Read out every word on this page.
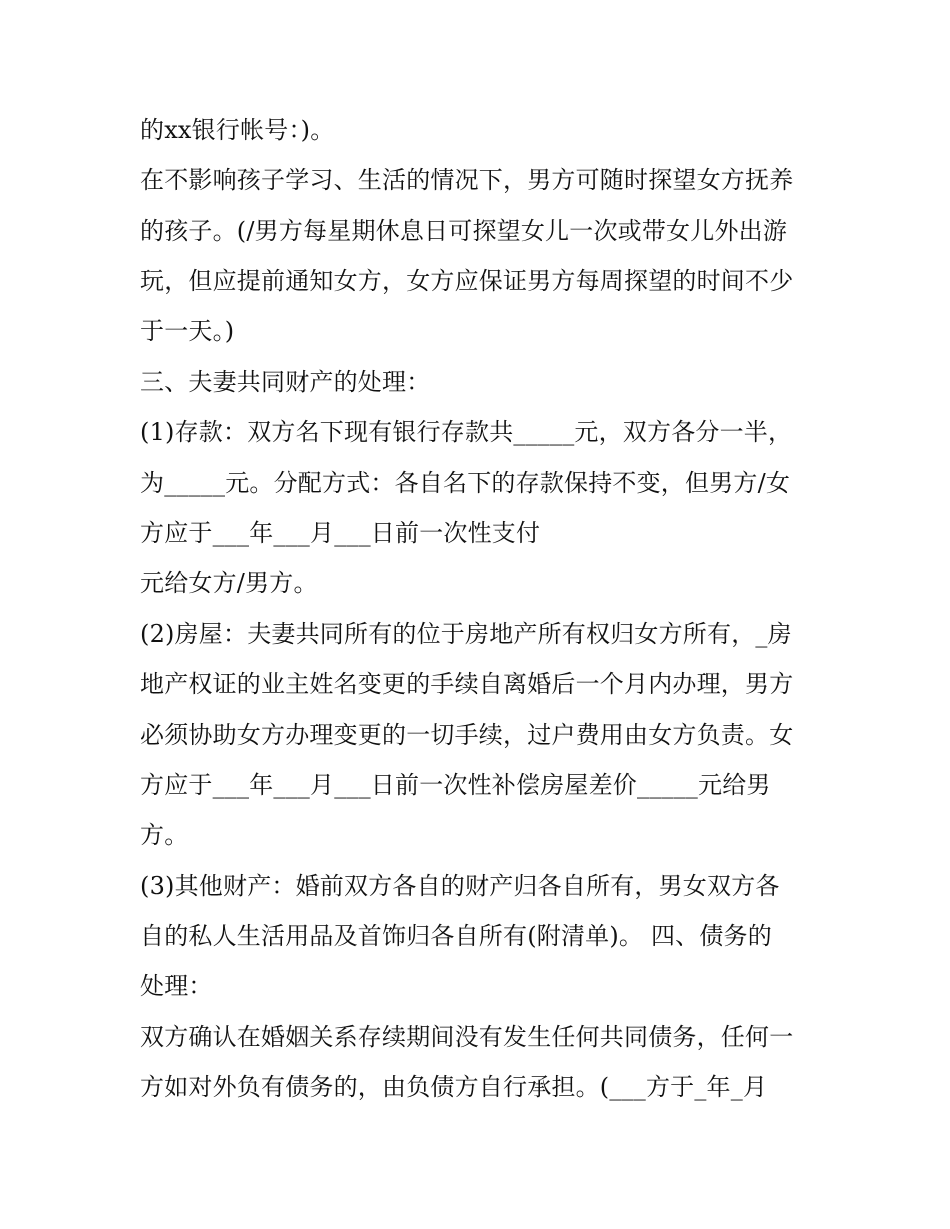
的xx银行帐号：)。
在不影响孩子学习、生活的情况下，男方可随时探望女方抚养
的孩子。(/男方每星期休息日可探望女儿一次或带女儿外出游
玩，但应提前通知女方，女方应保证男方每周探望的时间不少
于一天。)
三、夫妻共同财产的处理：
(1)存款：双方名下现有银行存款共_____元，双方各分一半，
为_____元。分配方式：各自名下的存款保持不变，但男方/女
方应于___年___月___日前一次性支付
元给女方/男方。
(2)房屋：夫妻共同所有的位于房地产所有权归女方所有，_房
地产权证的业主姓名变更的手续自离婚后一个月内办理，男方
必须协助女方办理变更的一切手续，过户费用由女方负责。女
方应于___年___月___日前一次性补偿房屋差价_____元给男
方。
(3)其他财产：婚前双方各自的财产归各自所有，男女双方各
自的私人生活用品及首饰归各自所有(附清单)。 四、债务的
处理：
双方确认在婚姻关系存续期间没有发生任何共同债务，任何一
方如对外负有债务的，由负债方自行承担。(___方于_年_月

· · · · ·

Requirements -
Each entry above is to be written out again unchanged, apart from the pictures, which are left out.

Written response -
Read out every word on this page.
的xx银行帐号：)。
在不影响孩子学习、生活的情况下，男方可随时探望女方抚养
的孩子。(/男方每星期休息日可探望女儿一次或带女儿外出游
玩，但应提前通知女方，女方应保证男方每周探望的时间不少
于一天。)
三、夫妻共同财产的处理：
(1)存款：双方名下现有银行存款共_____元，双方各分一半，
为_____元。分配方式：各自名下的存款保持不变，但男方/女
方应于___年___月___日前一次性支付
元给女方/男方。
(2)房屋：夫妻共同所有的位于房地产所有权归女方所有，_房
地产权证的业主姓名变更的手续自离婚后一个月内办理，男方
必须协助女方办理变更的一切手续，过户费用由女方负责。女
方应于___年___月___日前一次性补偿房屋差价_____元给男
方。
(3)其他财产：婚前双方各自的财产归各自所有，男女双方各
自的私人生活用品及首饰归各自所有(附清单)。 四、债务的
处理：
双方确认在婚姻关系存续期间没有发生任何共同债务，任何一
方如对外负有债务的，由负债方自行承担。(___方于_年_月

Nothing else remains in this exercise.